═════ Records provided ═════

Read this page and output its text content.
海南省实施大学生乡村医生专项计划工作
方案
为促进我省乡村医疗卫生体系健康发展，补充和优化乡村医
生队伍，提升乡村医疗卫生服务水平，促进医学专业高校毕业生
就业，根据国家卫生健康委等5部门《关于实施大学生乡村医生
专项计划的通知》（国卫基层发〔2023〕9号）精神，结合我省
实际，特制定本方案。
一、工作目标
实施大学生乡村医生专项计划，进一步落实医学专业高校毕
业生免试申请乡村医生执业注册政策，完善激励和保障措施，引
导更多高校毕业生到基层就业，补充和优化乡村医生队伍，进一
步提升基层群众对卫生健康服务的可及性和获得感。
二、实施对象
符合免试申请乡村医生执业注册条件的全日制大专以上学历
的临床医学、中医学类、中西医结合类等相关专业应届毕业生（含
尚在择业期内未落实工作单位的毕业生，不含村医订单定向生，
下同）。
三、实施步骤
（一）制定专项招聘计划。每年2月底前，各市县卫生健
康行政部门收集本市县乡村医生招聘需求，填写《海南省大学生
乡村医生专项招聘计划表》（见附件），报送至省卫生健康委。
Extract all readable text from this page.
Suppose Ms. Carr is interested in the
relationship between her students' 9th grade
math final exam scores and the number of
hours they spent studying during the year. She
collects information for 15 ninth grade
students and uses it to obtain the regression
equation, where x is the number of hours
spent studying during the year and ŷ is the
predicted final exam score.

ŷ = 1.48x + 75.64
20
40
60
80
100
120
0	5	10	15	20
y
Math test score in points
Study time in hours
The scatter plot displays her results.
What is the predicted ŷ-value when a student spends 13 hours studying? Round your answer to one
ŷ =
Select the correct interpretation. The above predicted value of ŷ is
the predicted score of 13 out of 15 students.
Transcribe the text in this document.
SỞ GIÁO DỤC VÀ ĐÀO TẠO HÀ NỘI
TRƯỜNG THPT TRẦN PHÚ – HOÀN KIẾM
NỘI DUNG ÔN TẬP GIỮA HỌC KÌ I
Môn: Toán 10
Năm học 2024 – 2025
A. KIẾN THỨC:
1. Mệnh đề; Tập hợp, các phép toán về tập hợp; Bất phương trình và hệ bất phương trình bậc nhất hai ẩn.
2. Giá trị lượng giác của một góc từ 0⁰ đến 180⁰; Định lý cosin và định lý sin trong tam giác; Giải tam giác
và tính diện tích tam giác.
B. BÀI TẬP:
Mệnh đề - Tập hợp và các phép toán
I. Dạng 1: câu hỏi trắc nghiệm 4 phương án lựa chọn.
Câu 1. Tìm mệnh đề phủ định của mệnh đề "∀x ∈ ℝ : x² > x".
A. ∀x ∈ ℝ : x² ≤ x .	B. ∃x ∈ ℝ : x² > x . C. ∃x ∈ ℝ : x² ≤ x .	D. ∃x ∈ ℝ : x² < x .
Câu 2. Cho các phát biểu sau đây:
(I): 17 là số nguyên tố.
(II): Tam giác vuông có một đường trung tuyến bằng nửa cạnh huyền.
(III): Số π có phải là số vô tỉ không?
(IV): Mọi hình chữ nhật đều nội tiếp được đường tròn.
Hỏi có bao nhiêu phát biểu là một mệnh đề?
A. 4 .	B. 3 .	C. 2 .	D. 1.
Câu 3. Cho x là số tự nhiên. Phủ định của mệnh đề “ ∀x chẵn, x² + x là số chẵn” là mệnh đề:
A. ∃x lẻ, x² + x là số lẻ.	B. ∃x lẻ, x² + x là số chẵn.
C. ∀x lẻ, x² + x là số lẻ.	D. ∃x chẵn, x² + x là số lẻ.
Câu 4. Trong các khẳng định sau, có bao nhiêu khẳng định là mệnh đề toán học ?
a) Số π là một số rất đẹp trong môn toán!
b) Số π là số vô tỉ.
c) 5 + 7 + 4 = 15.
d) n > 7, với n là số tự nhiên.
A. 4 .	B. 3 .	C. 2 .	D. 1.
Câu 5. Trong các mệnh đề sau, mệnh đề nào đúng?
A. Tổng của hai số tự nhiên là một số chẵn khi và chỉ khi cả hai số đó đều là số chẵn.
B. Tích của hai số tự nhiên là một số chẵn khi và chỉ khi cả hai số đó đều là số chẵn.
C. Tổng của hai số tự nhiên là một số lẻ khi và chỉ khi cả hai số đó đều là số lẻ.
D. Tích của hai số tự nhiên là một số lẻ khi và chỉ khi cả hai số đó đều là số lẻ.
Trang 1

═════

▶ [Set problem] Write out all the entries exactly.

▶ [Answer to the problem]
Read this page and output its text content.
海南省实施大学生乡村医生专项计划工作
方案
为促进我省乡村医疗卫生体系健康发展，补充和优化乡村医
生队伍，提升乡村医疗卫生服务水平，促进医学专业高校毕业生
就业，根据国家卫生健康委等5部门《关于实施大学生乡村医生
专项计划的通知》（国卫基层发〔2023〕9号）精神，结合我省
实际，特制定本方案。
一、工作目标
实施大学生乡村医生专项计划，进一步落实医学专业高校毕
业生免试申请乡村医生执业注册政策，完善激励和保障措施，引
导更多高校毕业生到基层就业，补充和优化乡村医生队伍，进一
步提升基层群众对卫生健康服务的可及性和获得感。
二、实施对象
符合免试申请乡村医生执业注册条件的全日制大专以上学历
的临床医学、中医学类、中西医结合类等相关专业应届毕业生（含
尚在择业期内未落实工作单位的毕业生，不含村医订单定向生，
下同）。
三、实施步骤
（一）制定专项招聘计划。每年2月底前，各市县卫生健
康行政部门收集本市县乡村医生招聘需求，填写《海南省大学生
乡村医生专项招聘计划表》（见附件），报送至省卫生健康委。
Extract all readable text from this page.
Suppose Ms. Carr is interested in the
relationship between her students' 9th grade
math final exam scores and the number of
hours they spent studying during the year. She
collects information for 15 ninth grade
students and uses it to obtain the regression
equation, where x is the number of hours
spent studying during the year and ŷ is the
predicted final exam score.

ŷ = 1.48x + 75.64
20
40
60
80
100
120
0	5	10	15	20
y
Math test score in points
Study time in hours
The scatter plot displays her results.
What is the predicted ŷ-value when a student spends 13 hours studying? Round your answer to one
ŷ =
Select the correct interpretation. The above predicted value of ŷ is
the predicted score of 13 out of 15 students.
Transcribe the text in this document.
SỞ GIÁO DỤC VÀ ĐÀO TẠO HÀ NỘI
TRƯỜNG THPT TRẦN PHÚ – HOÀN KIẾM
NỘI DUNG ÔN TẬP GIỮA HỌC KÌ I
Môn: Toán 10
Năm học 2024 – 2025
A. KIẾN THỨC:
1. Mệnh đề; Tập hợp, các phép toán về tập hợp; Bất phương trình và hệ bất phương trình bậc nhất hai ẩn.
2. Giá trị lượng giác của một góc từ 0⁰ đến 180⁰; Định lý cosin và định lý sin trong tam giác; Giải tam giác
và tính diện tích tam giác.
B. BÀI TẬP:
Mệnh đề - Tập hợp và các phép toán
I. Dạng 1: câu hỏi trắc nghiệm 4 phương án lựa chọn.
Câu 1. Tìm mệnh đề phủ định của mệnh đề "∀x ∈ ℝ : x² > x".
A. ∀x ∈ ℝ : x² ≤ x .	B. ∃x ∈ ℝ : x² > x . C. ∃x ∈ ℝ : x² ≤ x .	D. ∃x ∈ ℝ : x² < x .
Câu 2. Cho các phát biểu sau đây:
(I): 17 là số nguyên tố.
(II): Tam giác vuông có một đường trung tuyến bằng nửa cạnh huyền.
(III): Số π có phải là số vô tỉ không?
(IV): Mọi hình chữ nhật đều nội tiếp được đường tròn.
Hỏi có bao nhiêu phát biểu là một mệnh đề?
A. 4 .	B. 3 .	C. 2 .	D. 1.
Câu 3. Cho x là số tự nhiên. Phủ định của mệnh đề “ ∀x chẵn, x² + x là số chẵn” là mệnh đề:
A. ∃x lẻ, x² + x là số lẻ.	B. ∃x lẻ, x² + x là số chẵn.
C. ∀x lẻ, x² + x là số lẻ.	D. ∃x chẵn, x² + x là số lẻ.
Câu 4. Trong các khẳng định sau, có bao nhiêu khẳng định là mệnh đề toán học ?
a) Số π là một số rất đẹp trong môn toán!
b) Số π là số vô tỉ.
c) 5 + 7 + 4 = 15.
d) n > 7, với n là số tự nhiên.
A. 4 .	B. 3 .	C. 2 .	D. 1.
Câu 5. Trong các mệnh đề sau, mệnh đề nào đúng?
A. Tổng của hai số tự nhiên là một số chẵn khi và chỉ khi cả hai số đó đều là số chẵn.
B. Tích của hai số tự nhiên là một số chẵn khi và chỉ khi cả hai số đó đều là số chẵn.
C. Tổng của hai số tự nhiên là một số lẻ khi và chỉ khi cả hai số đó đều là số lẻ.
D. Tích của hai số tự nhiên là một số lẻ khi và chỉ khi cả hai số đó đều là số lẻ.
Trang 1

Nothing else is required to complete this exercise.